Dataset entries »
----
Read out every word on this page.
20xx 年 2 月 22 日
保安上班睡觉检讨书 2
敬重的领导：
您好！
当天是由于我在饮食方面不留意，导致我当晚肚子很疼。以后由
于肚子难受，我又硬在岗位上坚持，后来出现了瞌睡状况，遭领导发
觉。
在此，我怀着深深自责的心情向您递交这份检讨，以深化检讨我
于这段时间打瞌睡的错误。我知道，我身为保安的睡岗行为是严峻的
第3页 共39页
----
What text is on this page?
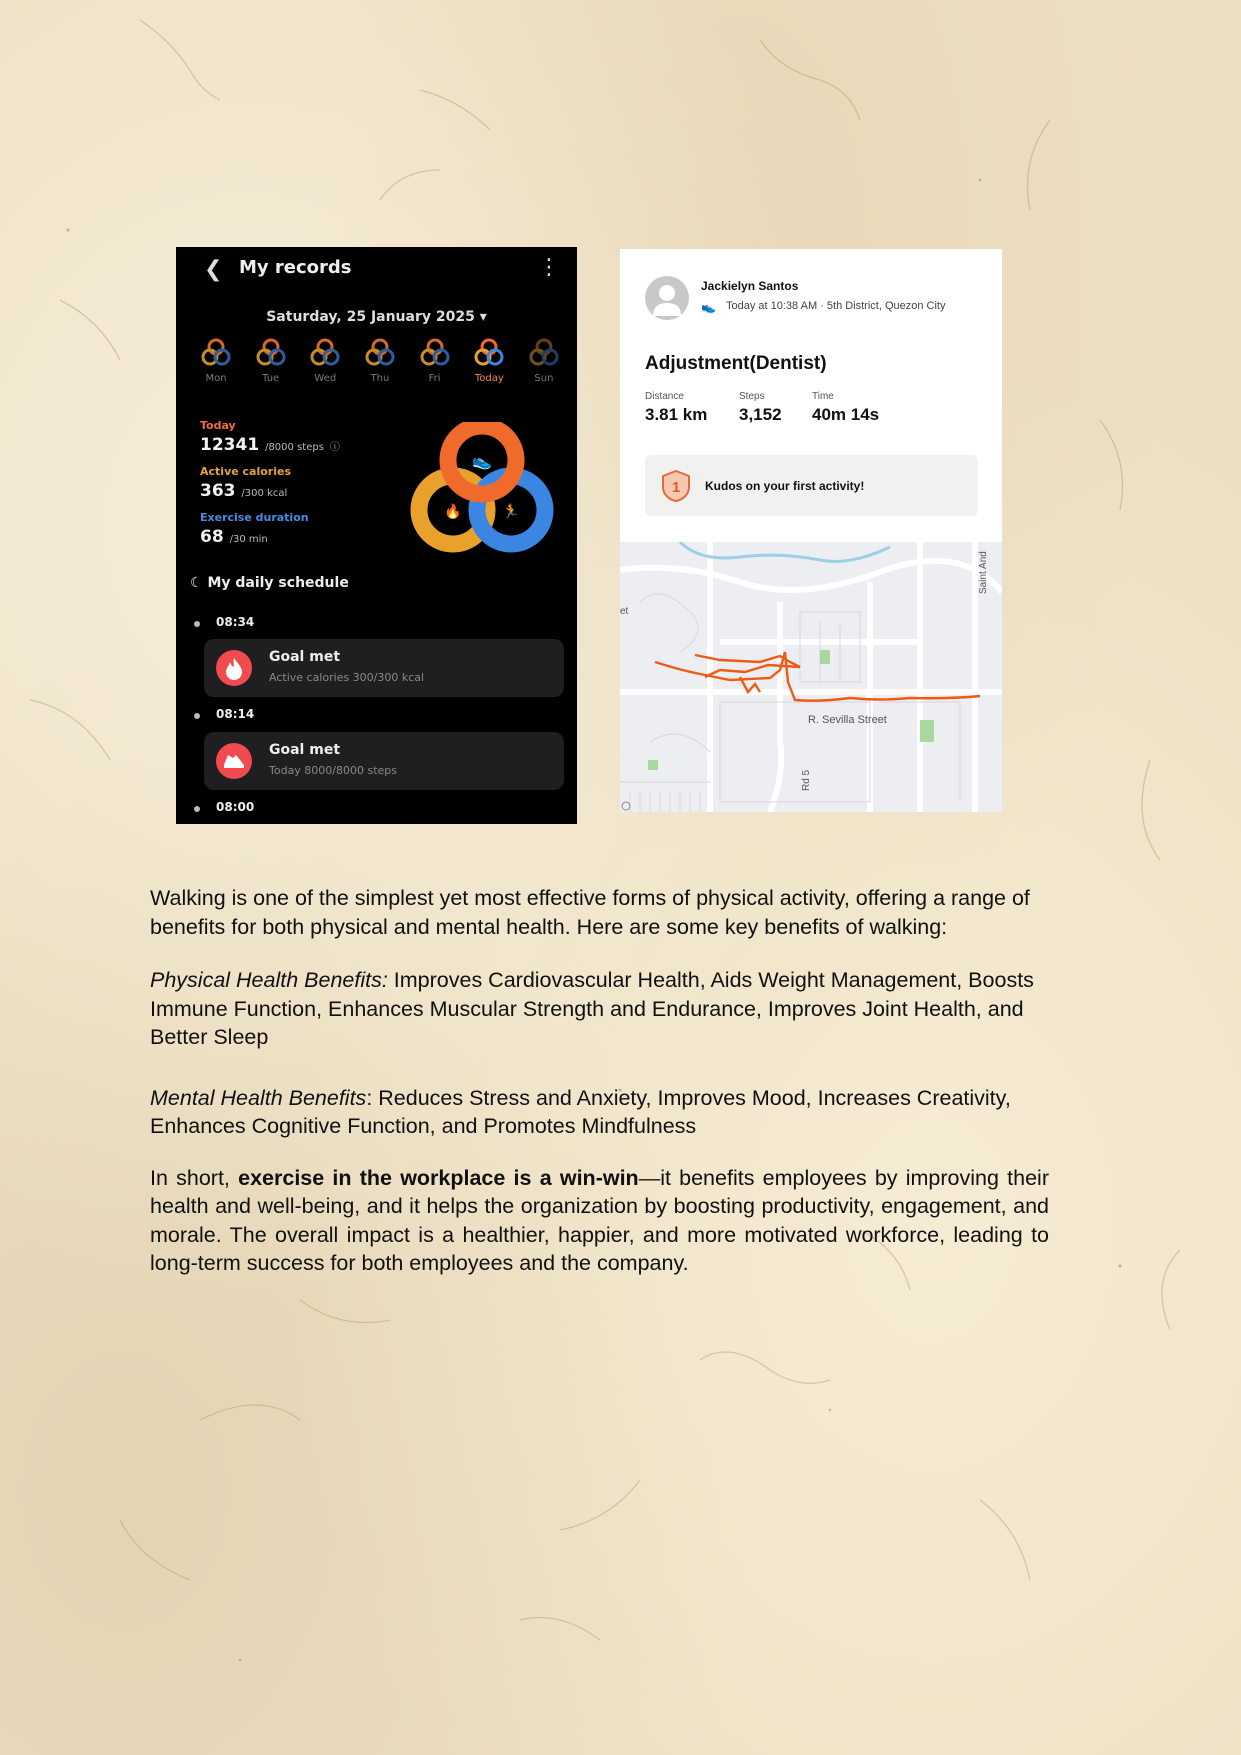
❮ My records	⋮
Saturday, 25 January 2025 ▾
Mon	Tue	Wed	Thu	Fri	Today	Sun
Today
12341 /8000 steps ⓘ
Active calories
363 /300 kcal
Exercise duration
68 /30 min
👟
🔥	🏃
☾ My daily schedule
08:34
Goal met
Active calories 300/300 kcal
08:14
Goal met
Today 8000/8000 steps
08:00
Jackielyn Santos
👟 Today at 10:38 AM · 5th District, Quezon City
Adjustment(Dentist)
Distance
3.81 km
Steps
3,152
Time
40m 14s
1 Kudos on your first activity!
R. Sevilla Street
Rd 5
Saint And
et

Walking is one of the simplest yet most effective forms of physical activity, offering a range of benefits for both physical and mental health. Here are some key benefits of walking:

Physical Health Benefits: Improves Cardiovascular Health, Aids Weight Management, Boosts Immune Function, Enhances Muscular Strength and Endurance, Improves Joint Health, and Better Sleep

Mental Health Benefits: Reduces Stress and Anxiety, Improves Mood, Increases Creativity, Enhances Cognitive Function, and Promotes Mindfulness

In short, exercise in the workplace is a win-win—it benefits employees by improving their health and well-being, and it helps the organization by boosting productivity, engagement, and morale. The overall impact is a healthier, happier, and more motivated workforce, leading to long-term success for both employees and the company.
----
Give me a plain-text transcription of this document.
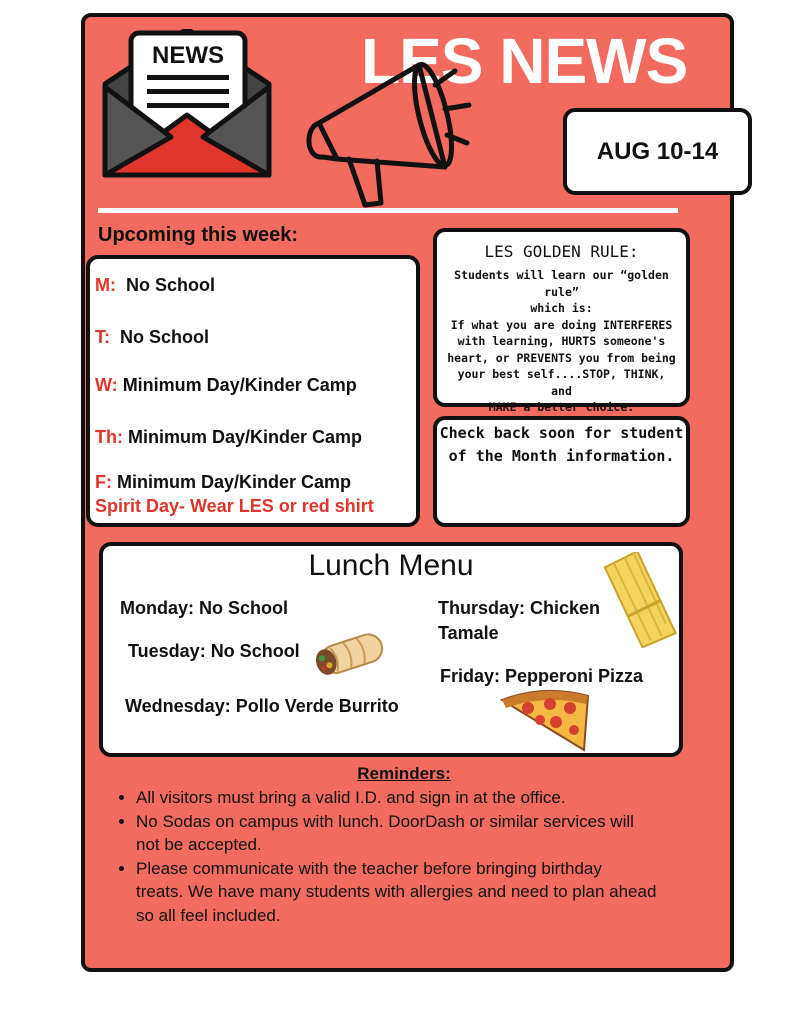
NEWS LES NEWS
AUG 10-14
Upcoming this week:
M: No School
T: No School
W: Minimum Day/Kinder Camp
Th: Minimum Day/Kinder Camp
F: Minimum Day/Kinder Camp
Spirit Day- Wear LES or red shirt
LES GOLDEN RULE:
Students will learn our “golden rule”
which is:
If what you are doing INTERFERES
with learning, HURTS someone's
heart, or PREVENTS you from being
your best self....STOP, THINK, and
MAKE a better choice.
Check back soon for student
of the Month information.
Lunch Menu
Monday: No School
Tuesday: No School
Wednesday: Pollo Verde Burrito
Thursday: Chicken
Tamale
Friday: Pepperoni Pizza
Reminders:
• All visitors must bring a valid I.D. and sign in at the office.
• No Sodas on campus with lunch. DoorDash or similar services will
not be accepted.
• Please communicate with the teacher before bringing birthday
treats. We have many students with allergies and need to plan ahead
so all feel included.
----
Problem to solve » Check each line of the entries above for the word "will". List the ones that have it.

Final result »
Students will learn our “golden rule”
• No Sodas on campus with lunch. DoorDash or similar services will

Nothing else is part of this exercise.